What you need to do: Copy out the part of the material that opens with the line containing "legend-number: 1. (77, 451, 88, 467)" and closes with the line containing "panel (10, 10, 672, 614)", reproducing both of those lines and everything between them without any change.

Exercise data:
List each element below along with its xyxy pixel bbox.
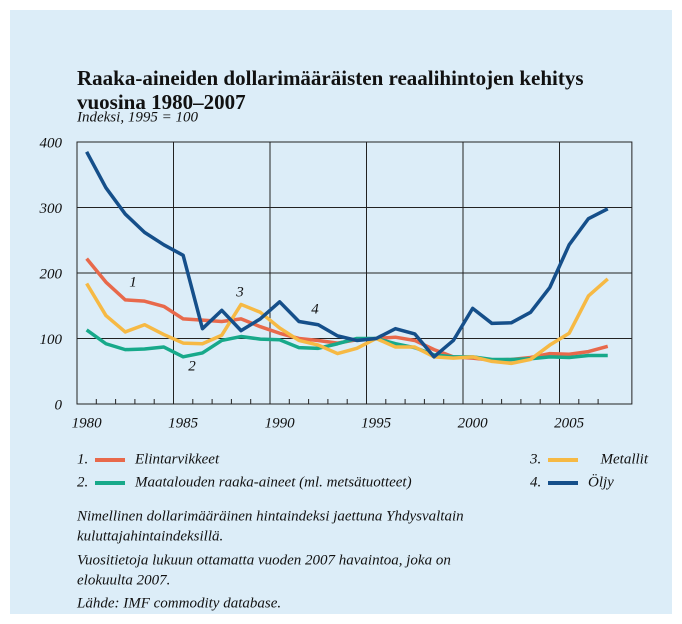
legend-number: 1. (77, 451, 88, 467)
note: Nimellinen dollarimääräinen hintaindeksi… (76, 508, 464, 524)
x-tick-label: 2000 (458, 415, 489, 431)
note: Lähde: IMF commodity database. (76, 595, 281, 611)
y-tick-label: 400 (40, 135, 63, 151)
series-line (85, 328, 608, 362)
note: elokuulta 2007. (77, 572, 170, 588)
x-tick-label: 1980 (72, 415, 103, 431)
series-line (85, 277, 609, 366)
series-line (85, 150, 609, 359)
legend-number: 4. (530, 474, 541, 490)
legend-number: 2. (77, 474, 88, 490)
x-tick-label: 2005 (554, 415, 585, 431)
y-tick-label: 0 (55, 397, 63, 413)
series-label: 4 (311, 301, 319, 317)
legend-label: Maatalouden raaka-aineet (ml. metsätuott… (134, 474, 412, 490)
series-label: 2 (188, 358, 196, 374)
panel (10, 10, 672, 614)
subtitle: Indeksi, 1995 = 100 (76, 109, 198, 125)
y-tick-label: 300 (39, 201, 63, 217)
x-tick-label: 1985 (168, 415, 199, 431)
x-tick-label: 1990 (265, 415, 296, 431)
legend-label: Öljy (588, 473, 614, 490)
note: kuluttajahintaindeksillä. (77, 528, 223, 544)
plot-frame (76, 141, 633, 405)
legend-number: 3. (529, 451, 541, 467)
y-tick-label: 100 (40, 332, 63, 348)
note: Vuositietoja lukuun ottamatta vuoden 200… (77, 552, 451, 568)
chart-title: Raaka-aineiden dollarimääräisten reaalih… (77, 66, 584, 90)
series-label: 3 (235, 284, 244, 300)
y-tick-label: 200 (40, 266, 63, 282)
x-tick-label: 1995 (361, 415, 392, 431)
legend-label: Metallit (600, 451, 649, 467)
series-label: 1 (129, 274, 137, 290)
legend-label: Elintarvikkeet (134, 451, 220, 467)
chart-title: vuosina 1980–2007 (77, 90, 246, 114)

Expected output:
legend-number: 1. (77, 451, 88, 467)
note: Nimellinen dollarimääräinen hintaindeksi… (76, 508, 464, 524)
x-tick-label: 2000 (458, 415, 489, 431)
note: Lähde: IMF commodity database. (76, 595, 281, 611)
y-tick-label: 400 (40, 135, 63, 151)
series-line (85, 328, 608, 362)
note: elokuulta 2007. (77, 572, 170, 588)
x-tick-label: 1980 (72, 415, 103, 431)
series-line (85, 277, 609, 366)
series-line (85, 150, 609, 359)
legend-number: 4. (530, 474, 541, 490)
legend-number: 2. (77, 474, 88, 490)
x-tick-label: 2005 (554, 415, 585, 431)
y-tick-label: 0 (55, 397, 63, 413)
series-label: 4 (311, 301, 319, 317)
legend-label: Maatalouden raaka-aineet (ml. metsätuott… (134, 474, 412, 490)
series-label: 2 (188, 358, 196, 374)
panel (10, 10, 672, 614)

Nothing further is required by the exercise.